EXERCISE DETAILS: Find all lines in the records that include the word "paren", and copy them out.

MATERIAL FOR THE TASK:
_____

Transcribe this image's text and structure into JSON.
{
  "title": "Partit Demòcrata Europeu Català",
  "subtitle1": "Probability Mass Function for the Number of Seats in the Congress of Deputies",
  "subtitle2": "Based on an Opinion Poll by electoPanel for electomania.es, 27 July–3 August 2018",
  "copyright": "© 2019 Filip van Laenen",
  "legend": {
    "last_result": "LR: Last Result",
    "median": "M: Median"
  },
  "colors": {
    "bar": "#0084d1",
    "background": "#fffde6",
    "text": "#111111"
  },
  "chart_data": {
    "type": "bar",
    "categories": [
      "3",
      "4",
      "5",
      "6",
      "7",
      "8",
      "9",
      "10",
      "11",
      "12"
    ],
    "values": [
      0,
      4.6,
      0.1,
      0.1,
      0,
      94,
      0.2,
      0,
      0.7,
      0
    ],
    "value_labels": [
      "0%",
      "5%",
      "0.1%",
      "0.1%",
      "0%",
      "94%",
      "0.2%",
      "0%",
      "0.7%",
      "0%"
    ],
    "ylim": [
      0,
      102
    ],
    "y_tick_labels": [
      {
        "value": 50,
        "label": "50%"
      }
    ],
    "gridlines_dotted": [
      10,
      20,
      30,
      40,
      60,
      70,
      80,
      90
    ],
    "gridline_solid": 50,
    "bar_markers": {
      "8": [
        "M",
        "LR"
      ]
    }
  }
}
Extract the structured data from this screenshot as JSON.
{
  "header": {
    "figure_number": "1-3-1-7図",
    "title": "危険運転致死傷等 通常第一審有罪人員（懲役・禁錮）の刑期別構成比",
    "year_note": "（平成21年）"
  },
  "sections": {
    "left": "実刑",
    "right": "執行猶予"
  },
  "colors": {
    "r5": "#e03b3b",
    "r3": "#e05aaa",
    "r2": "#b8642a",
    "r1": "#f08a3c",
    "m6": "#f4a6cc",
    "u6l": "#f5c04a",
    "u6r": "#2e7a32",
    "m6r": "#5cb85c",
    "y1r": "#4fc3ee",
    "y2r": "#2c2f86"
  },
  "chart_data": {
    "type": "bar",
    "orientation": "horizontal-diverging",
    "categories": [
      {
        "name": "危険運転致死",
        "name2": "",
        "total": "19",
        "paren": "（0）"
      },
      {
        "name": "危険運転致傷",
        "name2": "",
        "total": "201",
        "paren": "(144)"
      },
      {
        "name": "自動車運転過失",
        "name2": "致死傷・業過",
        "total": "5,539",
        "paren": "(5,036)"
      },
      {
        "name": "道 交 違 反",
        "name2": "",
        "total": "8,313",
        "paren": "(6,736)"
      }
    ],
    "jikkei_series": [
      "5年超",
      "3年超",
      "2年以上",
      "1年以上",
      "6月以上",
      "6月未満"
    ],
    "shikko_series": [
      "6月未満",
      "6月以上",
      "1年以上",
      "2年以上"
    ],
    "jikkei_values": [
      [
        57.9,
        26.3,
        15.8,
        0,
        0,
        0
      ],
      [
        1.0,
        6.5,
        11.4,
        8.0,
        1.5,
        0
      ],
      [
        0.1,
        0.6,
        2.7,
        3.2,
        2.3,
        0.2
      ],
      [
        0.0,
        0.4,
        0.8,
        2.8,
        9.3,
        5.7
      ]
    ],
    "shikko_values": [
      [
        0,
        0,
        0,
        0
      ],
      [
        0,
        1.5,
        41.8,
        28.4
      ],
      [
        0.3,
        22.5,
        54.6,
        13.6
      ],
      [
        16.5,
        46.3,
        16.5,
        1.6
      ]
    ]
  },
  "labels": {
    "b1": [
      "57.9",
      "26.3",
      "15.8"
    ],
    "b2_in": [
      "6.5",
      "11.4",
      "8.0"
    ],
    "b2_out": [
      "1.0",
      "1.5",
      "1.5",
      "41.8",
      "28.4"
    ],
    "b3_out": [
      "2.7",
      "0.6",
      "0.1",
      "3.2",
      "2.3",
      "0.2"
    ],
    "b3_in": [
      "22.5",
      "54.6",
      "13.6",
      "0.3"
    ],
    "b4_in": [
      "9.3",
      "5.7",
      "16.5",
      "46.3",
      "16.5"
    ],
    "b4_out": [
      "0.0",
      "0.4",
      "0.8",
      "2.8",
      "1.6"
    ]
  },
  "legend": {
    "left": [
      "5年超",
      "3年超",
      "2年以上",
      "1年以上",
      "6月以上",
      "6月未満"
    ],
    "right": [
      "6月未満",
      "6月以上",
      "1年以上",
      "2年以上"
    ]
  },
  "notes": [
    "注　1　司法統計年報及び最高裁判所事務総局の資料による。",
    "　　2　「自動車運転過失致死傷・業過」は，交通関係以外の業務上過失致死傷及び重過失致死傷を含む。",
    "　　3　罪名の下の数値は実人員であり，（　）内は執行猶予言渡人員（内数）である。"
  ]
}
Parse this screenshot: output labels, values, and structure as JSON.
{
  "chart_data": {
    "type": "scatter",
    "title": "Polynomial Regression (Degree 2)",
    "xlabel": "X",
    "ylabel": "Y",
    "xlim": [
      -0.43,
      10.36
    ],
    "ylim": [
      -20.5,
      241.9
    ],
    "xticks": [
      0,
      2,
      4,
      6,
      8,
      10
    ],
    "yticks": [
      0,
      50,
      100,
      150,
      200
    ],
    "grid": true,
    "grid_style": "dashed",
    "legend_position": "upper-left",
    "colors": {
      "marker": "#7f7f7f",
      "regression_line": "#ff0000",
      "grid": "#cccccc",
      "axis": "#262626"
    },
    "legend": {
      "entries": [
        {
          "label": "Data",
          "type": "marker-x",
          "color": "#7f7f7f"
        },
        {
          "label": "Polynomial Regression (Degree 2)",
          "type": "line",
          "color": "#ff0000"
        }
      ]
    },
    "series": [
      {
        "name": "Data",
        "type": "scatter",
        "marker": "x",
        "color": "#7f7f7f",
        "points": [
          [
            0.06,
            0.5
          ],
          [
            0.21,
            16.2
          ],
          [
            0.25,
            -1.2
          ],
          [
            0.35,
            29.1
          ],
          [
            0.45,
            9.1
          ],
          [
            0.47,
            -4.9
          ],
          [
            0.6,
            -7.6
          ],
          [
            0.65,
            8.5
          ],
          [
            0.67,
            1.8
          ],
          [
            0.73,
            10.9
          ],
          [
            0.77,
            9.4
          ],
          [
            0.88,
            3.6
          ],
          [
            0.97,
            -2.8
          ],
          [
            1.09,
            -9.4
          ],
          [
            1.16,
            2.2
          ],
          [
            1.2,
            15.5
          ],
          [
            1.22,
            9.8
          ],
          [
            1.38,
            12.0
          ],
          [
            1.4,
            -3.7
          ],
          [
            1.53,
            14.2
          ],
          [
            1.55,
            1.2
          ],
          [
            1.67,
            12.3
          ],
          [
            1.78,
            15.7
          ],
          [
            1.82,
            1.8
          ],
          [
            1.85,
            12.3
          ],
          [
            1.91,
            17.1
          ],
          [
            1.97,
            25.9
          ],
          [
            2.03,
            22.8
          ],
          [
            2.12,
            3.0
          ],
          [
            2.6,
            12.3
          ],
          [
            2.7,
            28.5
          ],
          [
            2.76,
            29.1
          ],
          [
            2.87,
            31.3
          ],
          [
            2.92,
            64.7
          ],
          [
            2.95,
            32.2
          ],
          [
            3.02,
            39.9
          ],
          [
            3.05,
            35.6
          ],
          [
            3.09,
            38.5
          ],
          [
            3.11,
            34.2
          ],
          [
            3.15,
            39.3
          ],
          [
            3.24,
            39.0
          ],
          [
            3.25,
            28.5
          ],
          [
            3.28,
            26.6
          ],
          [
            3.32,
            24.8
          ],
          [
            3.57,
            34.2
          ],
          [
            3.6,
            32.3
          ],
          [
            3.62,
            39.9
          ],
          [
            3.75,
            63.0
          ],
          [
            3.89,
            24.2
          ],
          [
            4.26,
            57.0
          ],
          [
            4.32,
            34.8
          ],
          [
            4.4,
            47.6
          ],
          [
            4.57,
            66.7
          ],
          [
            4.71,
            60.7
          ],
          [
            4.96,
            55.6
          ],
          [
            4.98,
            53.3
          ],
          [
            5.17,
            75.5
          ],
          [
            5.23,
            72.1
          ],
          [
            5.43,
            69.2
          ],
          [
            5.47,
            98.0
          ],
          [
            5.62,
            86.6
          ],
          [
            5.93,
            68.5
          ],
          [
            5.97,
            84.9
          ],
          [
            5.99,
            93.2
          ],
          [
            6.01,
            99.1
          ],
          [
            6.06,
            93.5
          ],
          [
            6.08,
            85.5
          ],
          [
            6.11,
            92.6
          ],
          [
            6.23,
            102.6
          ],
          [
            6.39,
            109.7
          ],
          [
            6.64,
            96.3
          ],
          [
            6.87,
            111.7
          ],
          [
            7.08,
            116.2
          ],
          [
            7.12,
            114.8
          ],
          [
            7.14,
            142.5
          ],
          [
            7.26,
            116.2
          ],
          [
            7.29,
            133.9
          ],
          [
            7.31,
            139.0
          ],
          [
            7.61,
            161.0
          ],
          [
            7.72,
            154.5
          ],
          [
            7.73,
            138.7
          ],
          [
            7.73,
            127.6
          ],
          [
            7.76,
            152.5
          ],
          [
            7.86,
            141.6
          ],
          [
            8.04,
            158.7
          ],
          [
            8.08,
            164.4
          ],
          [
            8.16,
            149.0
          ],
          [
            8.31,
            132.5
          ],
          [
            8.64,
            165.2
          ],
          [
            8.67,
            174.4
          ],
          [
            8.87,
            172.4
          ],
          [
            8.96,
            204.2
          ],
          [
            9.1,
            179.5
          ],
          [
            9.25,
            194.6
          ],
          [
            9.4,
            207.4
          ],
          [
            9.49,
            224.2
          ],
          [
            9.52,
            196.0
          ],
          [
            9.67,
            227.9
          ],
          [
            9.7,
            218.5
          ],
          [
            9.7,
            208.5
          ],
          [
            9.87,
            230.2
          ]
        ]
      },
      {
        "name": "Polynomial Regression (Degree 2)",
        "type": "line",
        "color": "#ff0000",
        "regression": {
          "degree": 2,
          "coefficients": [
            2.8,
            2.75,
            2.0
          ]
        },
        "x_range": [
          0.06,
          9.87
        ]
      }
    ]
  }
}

_____

CORRECT RESPONSE:
        "paren": "（0）"
        "paren": "(144)"
        "paren": "(5,036)"
        "paren": "(6,736)"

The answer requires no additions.